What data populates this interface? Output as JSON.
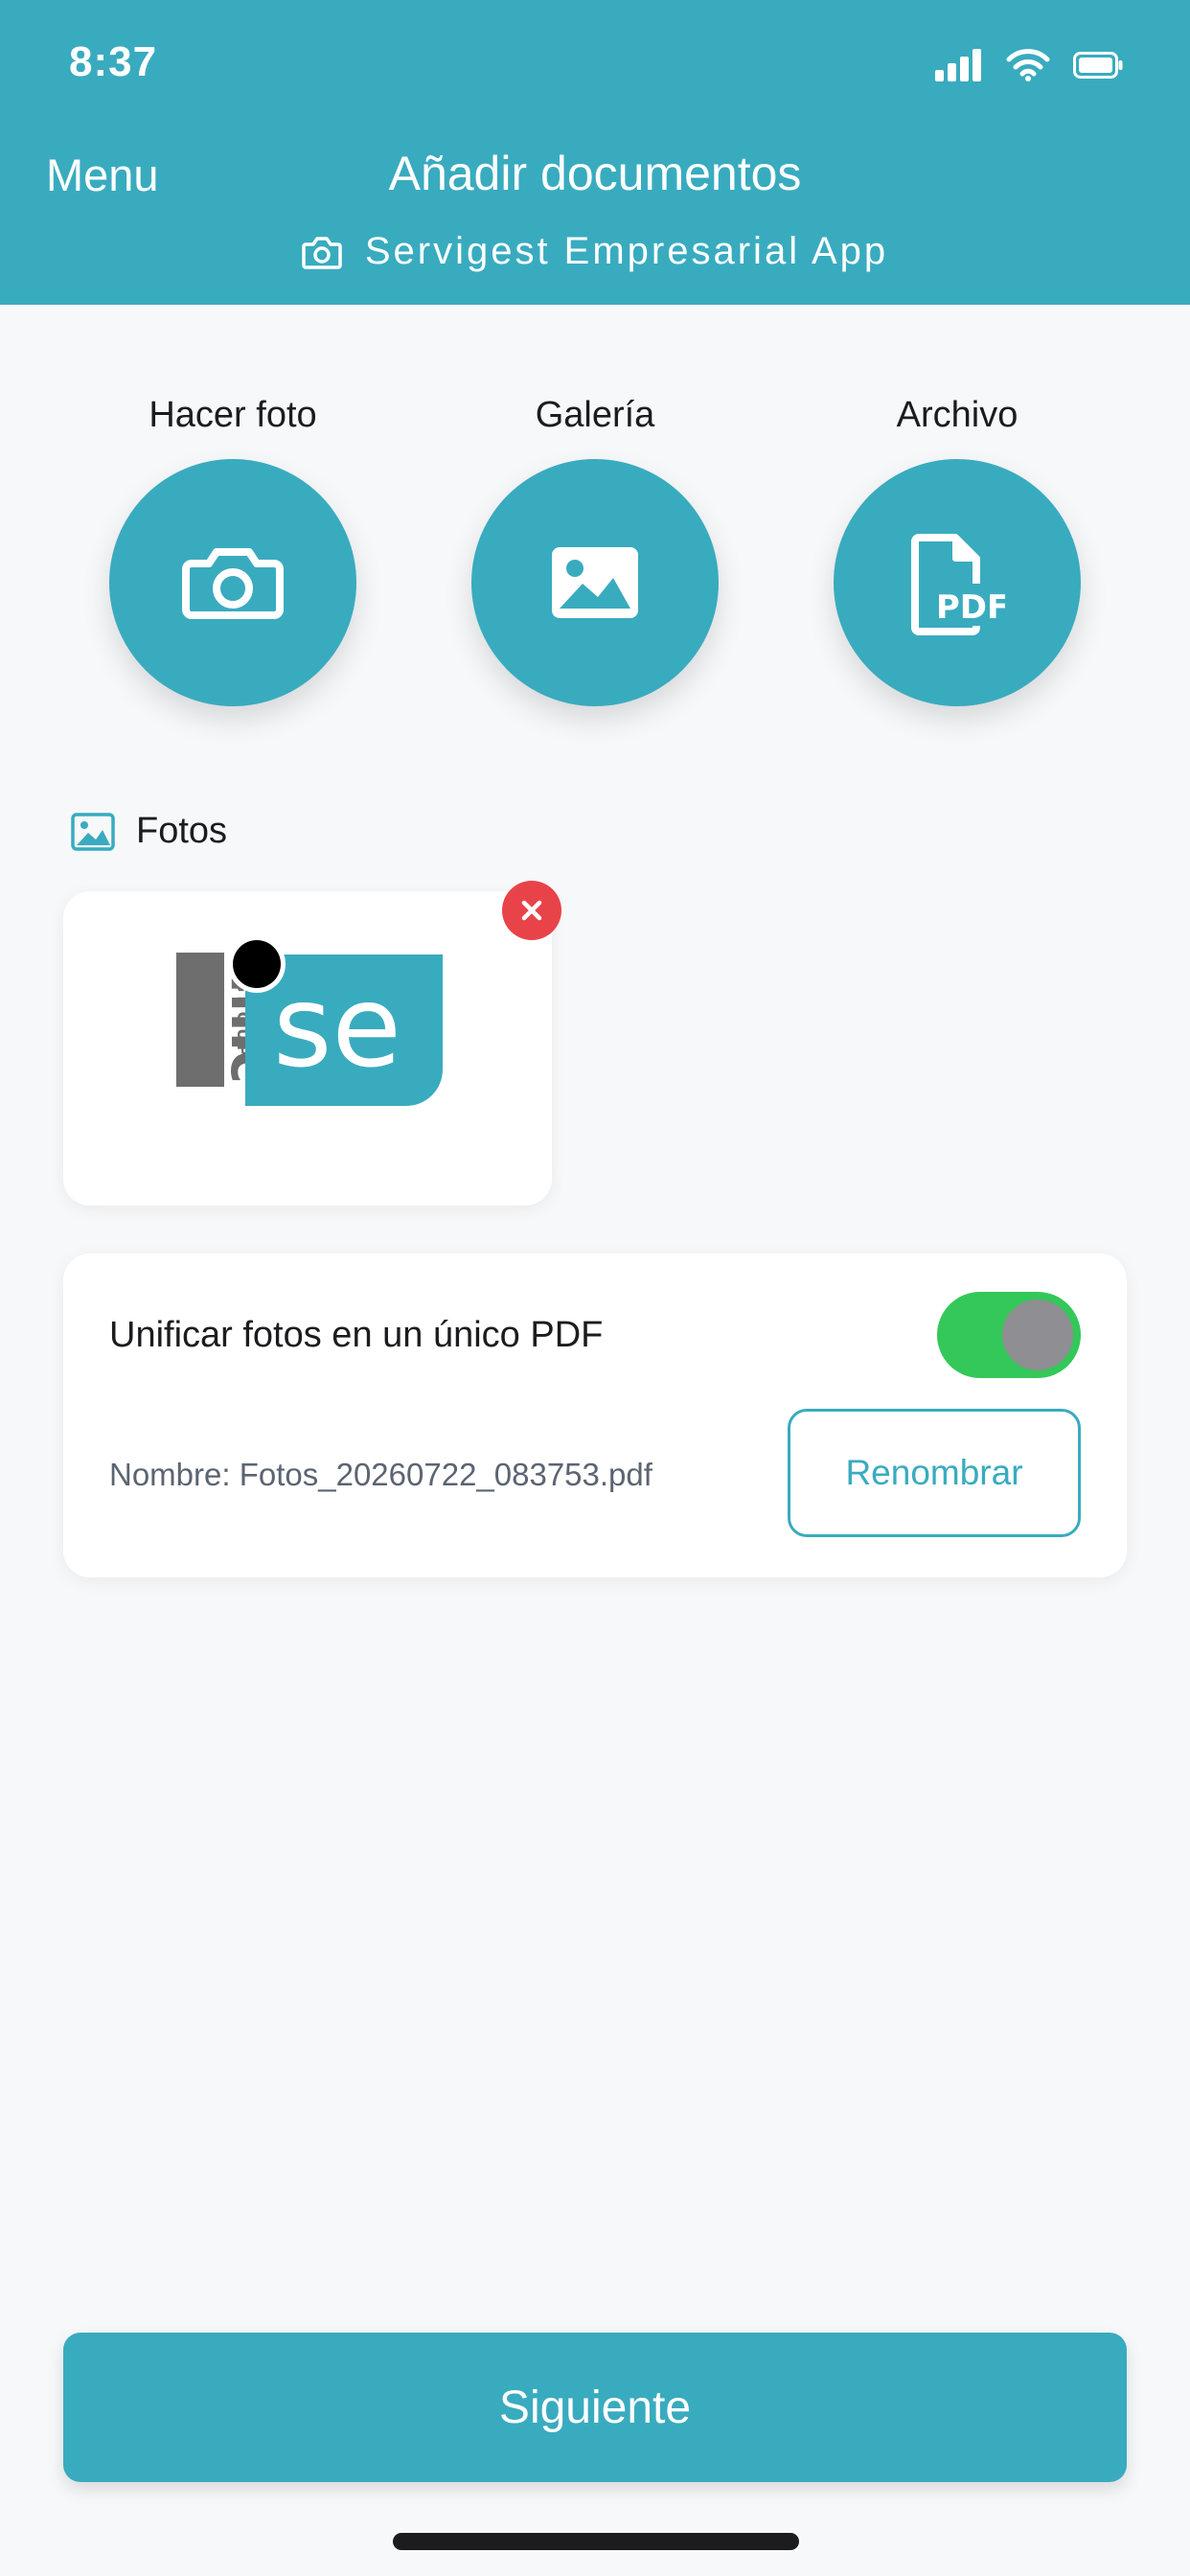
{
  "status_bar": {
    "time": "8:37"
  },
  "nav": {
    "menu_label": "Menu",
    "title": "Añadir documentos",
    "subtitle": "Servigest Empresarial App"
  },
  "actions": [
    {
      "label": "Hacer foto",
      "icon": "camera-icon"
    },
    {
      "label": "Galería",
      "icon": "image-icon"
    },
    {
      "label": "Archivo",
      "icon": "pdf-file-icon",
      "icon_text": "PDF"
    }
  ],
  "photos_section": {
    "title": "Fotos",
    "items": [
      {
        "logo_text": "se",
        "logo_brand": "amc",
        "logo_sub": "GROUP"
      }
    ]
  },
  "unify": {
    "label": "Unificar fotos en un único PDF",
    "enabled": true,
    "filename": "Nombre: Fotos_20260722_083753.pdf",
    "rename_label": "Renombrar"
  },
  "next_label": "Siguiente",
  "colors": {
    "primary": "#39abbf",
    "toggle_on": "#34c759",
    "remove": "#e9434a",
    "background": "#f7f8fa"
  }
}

● ● ● ● ●

## TASK GOAL
Repeat each entry exactly as it appears; skip any picture.

## ANSWER TO THIS EXERCISE
What data populates this interface? Output as JSON.
{
  "status_bar": {
    "time": "8:37"
  },
  "nav": {
    "menu_label": "Menu",
    "title": "Añadir documentos",
    "subtitle": "Servigest Empresarial App"
  },
  "actions": [
    {
      "label": "Hacer foto",
      "icon": "camera-icon"
    },
    {
      "label": "Galería",
      "icon": "image-icon"
    },
    {
      "label": "Archivo",
      "icon": "pdf-file-icon",
      "icon_text": "PDF"
    }
  ],
  "photos_section": {
    "title": "Fotos",
    "items": [
      {
        "logo_text": "se",
        "logo_brand": "amc",
        "logo_sub": "GROUP"
      }
    ]
  },
  "unify": {
    "label": "Unificar fotos en un único PDF",
    "enabled": true,
    "filename": "Nombre: Fotos_20260722_083753.pdf",
    "rename_label": "Renombrar"
  },
  "next_label": "Siguiente",
  "colors": {
    "primary": "#39abbf",
    "toggle_on": "#34c759",
    "remove": "#e9434a",
    "background": "#f7f8fa"
  }
}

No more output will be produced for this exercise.